Records from a data collection:
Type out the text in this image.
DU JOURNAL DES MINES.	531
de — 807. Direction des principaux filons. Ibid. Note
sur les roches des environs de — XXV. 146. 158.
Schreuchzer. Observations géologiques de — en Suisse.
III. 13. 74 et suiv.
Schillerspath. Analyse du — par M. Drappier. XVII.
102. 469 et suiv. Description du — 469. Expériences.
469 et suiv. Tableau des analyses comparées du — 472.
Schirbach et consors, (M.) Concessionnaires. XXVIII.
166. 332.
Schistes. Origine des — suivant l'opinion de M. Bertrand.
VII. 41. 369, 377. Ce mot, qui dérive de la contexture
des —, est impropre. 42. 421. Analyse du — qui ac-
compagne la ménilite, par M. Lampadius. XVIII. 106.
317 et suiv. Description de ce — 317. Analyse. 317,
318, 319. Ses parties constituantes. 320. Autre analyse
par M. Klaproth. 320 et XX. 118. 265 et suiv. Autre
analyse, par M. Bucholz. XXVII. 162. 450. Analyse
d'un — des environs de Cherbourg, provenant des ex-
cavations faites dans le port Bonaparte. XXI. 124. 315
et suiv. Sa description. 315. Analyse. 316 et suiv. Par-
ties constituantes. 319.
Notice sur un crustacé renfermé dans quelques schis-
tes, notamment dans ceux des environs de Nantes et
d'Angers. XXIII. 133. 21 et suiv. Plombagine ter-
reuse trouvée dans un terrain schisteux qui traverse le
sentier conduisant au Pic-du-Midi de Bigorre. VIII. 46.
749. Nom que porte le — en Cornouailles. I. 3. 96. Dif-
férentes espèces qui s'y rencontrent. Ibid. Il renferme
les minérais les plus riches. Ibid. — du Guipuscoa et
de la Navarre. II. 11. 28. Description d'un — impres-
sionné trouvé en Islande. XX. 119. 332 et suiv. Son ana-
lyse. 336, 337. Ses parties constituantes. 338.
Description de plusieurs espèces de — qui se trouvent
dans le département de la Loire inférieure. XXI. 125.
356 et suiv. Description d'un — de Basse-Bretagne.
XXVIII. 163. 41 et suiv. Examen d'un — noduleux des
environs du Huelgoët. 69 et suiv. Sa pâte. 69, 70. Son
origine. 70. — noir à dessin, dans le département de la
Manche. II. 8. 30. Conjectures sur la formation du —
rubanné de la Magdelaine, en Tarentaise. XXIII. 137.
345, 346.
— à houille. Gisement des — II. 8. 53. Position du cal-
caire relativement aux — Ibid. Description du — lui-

Exercise goal: Look for "Ibid" and pull out every line that has it.

Problem solution:
de — 807. Direction des principaux filons. Ibid. Note
férentes espèces qui s'y rencontrent. Ibid. Il renferme
les minérais les plus riches. Ibid. — du Guipuscoa et
caire relativement aux — Ibid. Description du — lui-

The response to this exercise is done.